[STATED GOAL]
Would you retype all of these records exactly?

[SUPPLIED MATERIAL]
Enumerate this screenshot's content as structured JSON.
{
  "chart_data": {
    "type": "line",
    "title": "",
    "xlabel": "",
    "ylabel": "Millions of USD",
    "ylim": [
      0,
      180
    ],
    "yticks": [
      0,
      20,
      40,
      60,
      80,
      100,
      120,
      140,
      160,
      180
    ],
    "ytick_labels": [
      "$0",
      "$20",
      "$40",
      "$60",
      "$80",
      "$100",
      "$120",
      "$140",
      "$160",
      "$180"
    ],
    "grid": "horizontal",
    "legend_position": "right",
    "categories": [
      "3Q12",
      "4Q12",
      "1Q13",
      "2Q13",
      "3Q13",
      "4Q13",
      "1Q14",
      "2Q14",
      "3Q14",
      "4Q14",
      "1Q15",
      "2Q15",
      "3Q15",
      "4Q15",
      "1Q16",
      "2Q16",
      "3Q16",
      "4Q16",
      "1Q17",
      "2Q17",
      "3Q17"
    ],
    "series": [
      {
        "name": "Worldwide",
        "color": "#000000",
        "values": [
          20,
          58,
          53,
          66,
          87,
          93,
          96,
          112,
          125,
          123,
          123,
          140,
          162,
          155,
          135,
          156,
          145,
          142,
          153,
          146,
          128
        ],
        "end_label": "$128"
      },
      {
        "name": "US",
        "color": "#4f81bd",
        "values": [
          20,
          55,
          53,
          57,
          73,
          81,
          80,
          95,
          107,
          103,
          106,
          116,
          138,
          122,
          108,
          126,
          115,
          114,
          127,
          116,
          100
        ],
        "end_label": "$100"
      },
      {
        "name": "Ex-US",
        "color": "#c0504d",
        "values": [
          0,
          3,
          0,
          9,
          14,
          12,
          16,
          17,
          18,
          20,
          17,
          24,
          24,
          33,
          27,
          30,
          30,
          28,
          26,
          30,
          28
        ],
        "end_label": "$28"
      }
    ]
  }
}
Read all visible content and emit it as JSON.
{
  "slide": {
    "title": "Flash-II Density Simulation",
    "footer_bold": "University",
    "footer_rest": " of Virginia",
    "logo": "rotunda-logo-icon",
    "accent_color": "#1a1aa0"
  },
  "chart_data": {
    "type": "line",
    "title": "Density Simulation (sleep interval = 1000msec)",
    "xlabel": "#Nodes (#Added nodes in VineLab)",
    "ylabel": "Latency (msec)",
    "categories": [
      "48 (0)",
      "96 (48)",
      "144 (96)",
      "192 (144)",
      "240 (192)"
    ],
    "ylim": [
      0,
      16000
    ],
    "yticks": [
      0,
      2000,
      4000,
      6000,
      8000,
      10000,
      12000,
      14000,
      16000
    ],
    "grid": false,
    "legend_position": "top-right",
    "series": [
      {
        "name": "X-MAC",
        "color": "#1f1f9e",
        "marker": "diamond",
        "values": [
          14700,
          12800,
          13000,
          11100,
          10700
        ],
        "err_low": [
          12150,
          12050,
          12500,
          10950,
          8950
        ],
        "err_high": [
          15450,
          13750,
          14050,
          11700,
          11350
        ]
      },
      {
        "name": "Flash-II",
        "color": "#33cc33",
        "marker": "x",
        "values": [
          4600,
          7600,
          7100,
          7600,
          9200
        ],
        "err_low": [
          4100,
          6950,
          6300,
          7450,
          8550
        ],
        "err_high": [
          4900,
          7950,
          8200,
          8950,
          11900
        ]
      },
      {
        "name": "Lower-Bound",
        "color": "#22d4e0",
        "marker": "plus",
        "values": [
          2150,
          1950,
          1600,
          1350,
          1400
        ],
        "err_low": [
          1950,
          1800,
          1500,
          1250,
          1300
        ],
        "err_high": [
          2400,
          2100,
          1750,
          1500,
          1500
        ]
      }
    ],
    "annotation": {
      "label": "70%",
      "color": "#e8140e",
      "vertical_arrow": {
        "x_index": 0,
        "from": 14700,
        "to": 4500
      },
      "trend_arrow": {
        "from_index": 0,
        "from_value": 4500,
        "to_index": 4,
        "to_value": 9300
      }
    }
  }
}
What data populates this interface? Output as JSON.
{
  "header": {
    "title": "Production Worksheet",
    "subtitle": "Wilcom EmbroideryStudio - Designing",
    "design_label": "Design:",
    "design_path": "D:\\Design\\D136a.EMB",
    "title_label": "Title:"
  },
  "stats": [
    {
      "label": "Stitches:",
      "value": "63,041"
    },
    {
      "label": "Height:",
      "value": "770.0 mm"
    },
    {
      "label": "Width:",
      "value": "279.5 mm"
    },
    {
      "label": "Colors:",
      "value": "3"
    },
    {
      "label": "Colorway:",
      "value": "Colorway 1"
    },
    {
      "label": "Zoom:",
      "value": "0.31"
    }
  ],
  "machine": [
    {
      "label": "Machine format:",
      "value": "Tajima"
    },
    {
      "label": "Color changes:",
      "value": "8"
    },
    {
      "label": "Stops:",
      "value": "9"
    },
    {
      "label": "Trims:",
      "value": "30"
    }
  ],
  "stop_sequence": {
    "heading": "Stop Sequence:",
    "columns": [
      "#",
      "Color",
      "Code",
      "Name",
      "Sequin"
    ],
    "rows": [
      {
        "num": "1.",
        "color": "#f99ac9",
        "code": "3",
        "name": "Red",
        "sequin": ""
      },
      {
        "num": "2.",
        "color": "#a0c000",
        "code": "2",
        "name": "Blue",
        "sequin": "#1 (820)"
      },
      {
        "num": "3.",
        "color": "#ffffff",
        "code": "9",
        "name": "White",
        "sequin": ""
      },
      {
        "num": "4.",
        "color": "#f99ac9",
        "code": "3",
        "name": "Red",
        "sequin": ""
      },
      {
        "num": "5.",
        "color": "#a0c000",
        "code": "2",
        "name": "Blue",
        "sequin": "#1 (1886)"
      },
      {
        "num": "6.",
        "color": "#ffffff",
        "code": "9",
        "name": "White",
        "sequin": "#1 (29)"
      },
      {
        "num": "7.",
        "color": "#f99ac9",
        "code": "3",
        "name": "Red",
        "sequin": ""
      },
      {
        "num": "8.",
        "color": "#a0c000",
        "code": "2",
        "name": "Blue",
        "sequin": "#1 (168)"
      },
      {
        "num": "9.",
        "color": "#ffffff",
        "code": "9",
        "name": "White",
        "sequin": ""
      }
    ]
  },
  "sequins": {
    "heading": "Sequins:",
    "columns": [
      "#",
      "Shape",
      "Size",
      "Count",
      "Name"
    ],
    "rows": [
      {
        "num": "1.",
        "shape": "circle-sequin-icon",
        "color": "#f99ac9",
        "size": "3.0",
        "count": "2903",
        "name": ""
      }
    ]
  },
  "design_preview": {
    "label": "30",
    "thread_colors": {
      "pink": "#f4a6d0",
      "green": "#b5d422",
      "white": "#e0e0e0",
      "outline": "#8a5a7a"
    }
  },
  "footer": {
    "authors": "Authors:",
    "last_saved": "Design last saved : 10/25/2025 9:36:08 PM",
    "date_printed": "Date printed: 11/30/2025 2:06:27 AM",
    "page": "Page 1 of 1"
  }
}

[RESPONSE FOR THIS EXERCISE]
Enumerate this screenshot's content as structured JSON.
{
  "chart_data": {
    "type": "line",
    "title": "",
    "xlabel": "",
    "ylabel": "Millions of USD",
    "ylim": [
      0,
      180
    ],
    "yticks": [
      0,
      20,
      40,
      60,
      80,
      100,
      120,
      140,
      160,
      180
    ],
    "ytick_labels": [
      "$0",
      "$20",
      "$40",
      "$60",
      "$80",
      "$100",
      "$120",
      "$140",
      "$160",
      "$180"
    ],
    "grid": "horizontal",
    "legend_position": "right",
    "categories": [
      "3Q12",
      "4Q12",
      "1Q13",
      "2Q13",
      "3Q13",
      "4Q13",
      "1Q14",
      "2Q14",
      "3Q14",
      "4Q14",
      "1Q15",
      "2Q15",
      "3Q15",
      "4Q15",
      "1Q16",
      "2Q16",
      "3Q16",
      "4Q16",
      "1Q17",
      "2Q17",
      "3Q17"
    ],
    "series": [
      {
        "name": "Worldwide",
        "color": "#000000",
        "values": [
          20,
          58,
          53,
          66,
          87,
          93,
          96,
          112,
          125,
          123,
          123,
          140,
          162,
          155,
          135,
          156,
          145,
          142,
          153,
          146,
          128
        ],
        "end_label": "$128"
      },
      {
        "name": "US",
        "color": "#4f81bd",
        "values": [
          20,
          55,
          53,
          57,
          73,
          81,
          80,
          95,
          107,
          103,
          106,
          116,
          138,
          122,
          108,
          126,
          115,
          114,
          127,
          116,
          100
        ],
        "end_label": "$100"
      },
      {
        "name": "Ex-US",
        "color": "#c0504d",
        "values": [
          0,
          3,
          0,
          9,
          14,
          12,
          16,
          17,
          18,
          20,
          17,
          24,
          24,
          33,
          27,
          30,
          30,
          28,
          26,
          30,
          28
        ],
        "end_label": "$28"
      }
    ]
  }
}
Read all visible content and emit it as JSON.
{
  "slide": {
    "title": "Flash-II Density Simulation",
    "footer_bold": "University",
    "footer_rest": " of Virginia",
    "logo": "rotunda-logo-icon",
    "accent_color": "#1a1aa0"
  },
  "chart_data": {
    "type": "line",
    "title": "Density Simulation (sleep interval = 1000msec)",
    "xlabel": "#Nodes (#Added nodes in VineLab)",
    "ylabel": "Latency (msec)",
    "categories": [
      "48 (0)",
      "96 (48)",
      "144 (96)",
      "192 (144)",
      "240 (192)"
    ],
    "ylim": [
      0,
      16000
    ],
    "yticks": [
      0,
      2000,
      4000,
      6000,
      8000,
      10000,
      12000,
      14000,
      16000
    ],
    "grid": false,
    "legend_position": "top-right",
    "series": [
      {
        "name": "X-MAC",
        "color": "#1f1f9e",
        "marker": "diamond",
        "values": [
          14700,
          12800,
          13000,
          11100,
          10700
        ],
        "err_low": [
          12150,
          12050,
          12500,
          10950,
          8950
        ],
        "err_high": [
          15450,
          13750,
          14050,
          11700,
          11350
        ]
      },
      {
        "name": "Flash-II",
        "color": "#33cc33",
        "marker": "x",
        "values": [
          4600,
          7600,
          7100,
          7600,
          9200
        ],
        "err_low": [
          4100,
          6950,
          6300,
          7450,
          8550
        ],
        "err_high": [
          4900,
          7950,
          8200,
          8950,
          11900
        ]
      },
      {
        "name": "Lower-Bound",
        "color": "#22d4e0",
        "marker": "plus",
        "values": [
          2150,
          1950,
          1600,
          1350,
          1400
        ],
        "err_low": [
          1950,
          1800,
          1500,
          1250,
          1300
        ],
        "err_high": [
          2400,
          2100,
          1750,
          1500,
          1500
        ]
      }
    ],
    "annotation": {
      "label": "70%",
      "color": "#e8140e",
      "vertical_arrow": {
        "x_index": 0,
        "from": 14700,
        "to": 4500
      },
      "trend_arrow": {
        "from_index": 0,
        "from_value": 4500,
        "to_index": 4,
        "to_value": 9300
      }
    }
  }
}
What data populates this interface? Output as JSON.
{
  "header": {
    "title": "Production Worksheet",
    "subtitle": "Wilcom EmbroideryStudio - Designing",
    "design_label": "Design:",
    "design_path": "D:\\Design\\D136a.EMB",
    "title_label": "Title:"
  },
  "stats": [
    {
      "label": "Stitches:",
      "value": "63,041"
    },
    {
      "label": "Height:",
      "value": "770.0 mm"
    },
    {
      "label": "Width:",
      "value": "279.5 mm"
    },
    {
      "label": "Colors:",
      "value": "3"
    },
    {
      "label": "Colorway:",
      "value": "Colorway 1"
    },
    {
      "label": "Zoom:",
      "value": "0.31"
    }
  ],
  "machine": [
    {
      "label": "Machine format:",
      "value": "Tajima"
    },
    {
      "label": "Color changes:",
      "value": "8"
    },
    {
      "label": "Stops:",
      "value": "9"
    },
    {
      "label": "Trims:",
      "value": "30"
    }
  ],
  "stop_sequence": {
    "heading": "Stop Sequence:",
    "columns": [
      "#",
      "Color",
      "Code",
      "Name",
      "Sequin"
    ],
    "rows": [
      {
        "num": "1.",
        "color": "#f99ac9",
        "code": "3",
        "name": "Red",
        "sequin": ""
      },
      {
        "num": "2.",
        "color": "#a0c000",
        "code": "2",
        "name": "Blue",
        "sequin": "#1 (820)"
      },
      {
        "num": "3.",
        "color": "#ffffff",
        "code": "9",
        "name": "White",
        "sequin": ""
      },
      {
        "num": "4.",
        "color": "#f99ac9",
        "code": "3",
        "name": "Red",
        "sequin": ""
      },
      {
        "num": "5.",
        "color": "#a0c000",
        "code": "2",
        "name": "Blue",
        "sequin": "#1 (1886)"
      },
      {
        "num": "6.",
        "color": "#ffffff",
        "code": "9",
        "name": "White",
        "sequin": "#1 (29)"
      },
      {
        "num": "7.",
        "color": "#f99ac9",
        "code": "3",
        "name": "Red",
        "sequin": ""
      },
      {
        "num": "8.",
        "color": "#a0c000",
        "code": "2",
        "name": "Blue",
        "sequin": "#1 (168)"
      },
      {
        "num": "9.",
        "color": "#ffffff",
        "code": "9",
        "name": "White",
        "sequin": ""
      }
    ]
  },
  "sequins": {
    "heading": "Sequins:",
    "columns": [
      "#",
      "Shape",
      "Size",
      "Count",
      "Name"
    ],
    "rows": [
      {
        "num": "1.",
        "shape": "circle-sequin-icon",
        "color": "#f99ac9",
        "size": "3.0",
        "count": "2903",
        "name": ""
      }
    ]
  },
  "design_preview": {
    "label": "30",
    "thread_colors": {
      "pink": "#f4a6d0",
      "green": "#b5d422",
      "white": "#e0e0e0",
      "outline": "#8a5a7a"
    }
  },
  "footer": {
    "authors": "Authors:",
    "last_saved": "Design last saved : 10/25/2025 9:36:08 PM",
    "date_printed": "Date printed: 11/30/2025 2:06:27 AM",
    "page": "Page 1 of 1"
  }
}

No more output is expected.